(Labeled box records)
+++++
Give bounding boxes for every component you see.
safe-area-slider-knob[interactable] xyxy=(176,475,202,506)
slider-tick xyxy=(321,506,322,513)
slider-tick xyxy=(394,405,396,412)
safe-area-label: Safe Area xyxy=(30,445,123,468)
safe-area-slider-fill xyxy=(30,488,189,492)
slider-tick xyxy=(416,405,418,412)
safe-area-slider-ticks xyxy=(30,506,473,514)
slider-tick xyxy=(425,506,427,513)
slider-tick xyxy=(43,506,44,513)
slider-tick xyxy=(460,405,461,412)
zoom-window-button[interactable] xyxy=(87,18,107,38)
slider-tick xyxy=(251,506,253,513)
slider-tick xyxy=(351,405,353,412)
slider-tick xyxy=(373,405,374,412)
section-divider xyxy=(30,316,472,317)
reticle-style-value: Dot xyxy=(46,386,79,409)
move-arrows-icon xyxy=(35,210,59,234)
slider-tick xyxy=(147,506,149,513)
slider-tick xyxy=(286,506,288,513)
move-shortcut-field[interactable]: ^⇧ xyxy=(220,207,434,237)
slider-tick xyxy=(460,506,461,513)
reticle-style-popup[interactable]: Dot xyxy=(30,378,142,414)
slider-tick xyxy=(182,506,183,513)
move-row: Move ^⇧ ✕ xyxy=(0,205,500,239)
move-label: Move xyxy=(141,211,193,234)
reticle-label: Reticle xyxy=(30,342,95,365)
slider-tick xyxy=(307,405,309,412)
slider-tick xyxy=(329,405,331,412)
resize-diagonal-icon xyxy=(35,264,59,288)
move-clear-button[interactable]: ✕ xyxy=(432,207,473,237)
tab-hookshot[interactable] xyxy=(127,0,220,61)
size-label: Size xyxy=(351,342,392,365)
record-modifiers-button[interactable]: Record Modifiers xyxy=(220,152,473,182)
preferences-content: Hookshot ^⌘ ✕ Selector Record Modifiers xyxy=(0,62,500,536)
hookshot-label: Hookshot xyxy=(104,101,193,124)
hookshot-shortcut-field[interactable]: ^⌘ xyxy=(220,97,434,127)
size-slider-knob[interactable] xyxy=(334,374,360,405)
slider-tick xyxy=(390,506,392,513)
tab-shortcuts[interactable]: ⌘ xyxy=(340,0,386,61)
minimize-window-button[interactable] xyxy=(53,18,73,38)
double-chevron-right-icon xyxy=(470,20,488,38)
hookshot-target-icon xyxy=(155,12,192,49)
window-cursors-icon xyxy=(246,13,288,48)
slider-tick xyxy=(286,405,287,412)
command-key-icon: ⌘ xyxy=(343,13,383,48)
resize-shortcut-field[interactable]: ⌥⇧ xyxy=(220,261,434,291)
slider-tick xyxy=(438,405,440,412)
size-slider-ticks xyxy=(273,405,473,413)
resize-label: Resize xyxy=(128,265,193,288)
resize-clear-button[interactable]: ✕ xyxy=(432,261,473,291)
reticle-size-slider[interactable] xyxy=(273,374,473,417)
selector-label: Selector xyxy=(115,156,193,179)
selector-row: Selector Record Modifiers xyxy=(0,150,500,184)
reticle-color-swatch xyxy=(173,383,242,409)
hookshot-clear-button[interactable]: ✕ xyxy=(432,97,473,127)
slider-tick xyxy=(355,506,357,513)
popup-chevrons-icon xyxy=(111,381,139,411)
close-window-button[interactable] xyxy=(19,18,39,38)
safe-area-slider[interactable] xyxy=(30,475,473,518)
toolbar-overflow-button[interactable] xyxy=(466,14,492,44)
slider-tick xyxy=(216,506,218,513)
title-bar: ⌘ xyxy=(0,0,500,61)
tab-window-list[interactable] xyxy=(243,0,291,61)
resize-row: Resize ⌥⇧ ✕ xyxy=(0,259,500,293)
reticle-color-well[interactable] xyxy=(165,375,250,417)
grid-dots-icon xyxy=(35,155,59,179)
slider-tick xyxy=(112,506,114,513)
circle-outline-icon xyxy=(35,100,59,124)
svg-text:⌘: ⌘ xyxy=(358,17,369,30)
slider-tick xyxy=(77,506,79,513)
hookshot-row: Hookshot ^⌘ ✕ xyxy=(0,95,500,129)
+++++
§ **WHAT IS EXPECTED**: Transcribe the material word for word, from its first line through the line containing "command-key-icon: ⌘ xyxy=(343,13,383,48)", including both of those lines.

§ **CORRECT RESULT**:
Give bounding boxes for every component you see.
safe-area-slider-knob[interactable] xyxy=(176,475,202,506)
slider-tick xyxy=(321,506,322,513)
slider-tick xyxy=(394,405,396,412)
safe-area-label: Safe Area xyxy=(30,445,123,468)
safe-area-slider-fill xyxy=(30,488,189,492)
slider-tick xyxy=(416,405,418,412)
safe-area-slider-ticks xyxy=(30,506,473,514)
slider-tick xyxy=(425,506,427,513)
slider-tick xyxy=(43,506,44,513)
slider-tick xyxy=(460,405,461,412)
zoom-window-button[interactable] xyxy=(87,18,107,38)
slider-tick xyxy=(251,506,253,513)
slider-tick xyxy=(351,405,353,412)
slider-tick xyxy=(373,405,374,412)
section-divider xyxy=(30,316,472,317)
reticle-style-value: Dot xyxy=(46,386,79,409)
move-arrows-icon xyxy=(35,210,59,234)
slider-tick xyxy=(147,506,149,513)
slider-tick xyxy=(286,506,288,513)
move-shortcut-field[interactable]: ^⇧ xyxy=(220,207,434,237)
slider-tick xyxy=(460,506,461,513)
reticle-style-popup[interactable]: Dot xyxy=(30,378,142,414)
slider-tick xyxy=(182,506,183,513)
move-row: Move ^⇧ ✕ xyxy=(0,205,500,239)
move-label: Move xyxy=(141,211,193,234)
reticle-label: Reticle xyxy=(30,342,95,365)
slider-tick xyxy=(307,405,309,412)
slider-tick xyxy=(329,405,331,412)
resize-diagonal-icon xyxy=(35,264,59,288)
move-clear-button[interactable]: ✕ xyxy=(432,207,473,237)
tab-hookshot[interactable] xyxy=(127,0,220,61)
size-label: Size xyxy=(351,342,392,365)
record-modifiers-button[interactable]: Record Modifiers xyxy=(220,152,473,182)
preferences-content: Hookshot ^⌘ ✕ Selector Record Modifiers xyxy=(0,62,500,536)
hookshot-label: Hookshot xyxy=(104,101,193,124)
hookshot-shortcut-field[interactable]: ^⌘ xyxy=(220,97,434,127)
size-slider-knob[interactable] xyxy=(334,374,360,405)
slider-tick xyxy=(390,506,392,513)
tab-shortcuts[interactable]: ⌘ xyxy=(340,0,386,61)
minimize-window-button[interactable] xyxy=(53,18,73,38)
double-chevron-right-icon xyxy=(470,20,488,38)
hookshot-target-icon xyxy=(155,12,192,49)
window-cursors-icon xyxy=(246,13,288,48)
slider-tick xyxy=(286,405,287,412)
command-key-icon: ⌘ xyxy=(343,13,383,48)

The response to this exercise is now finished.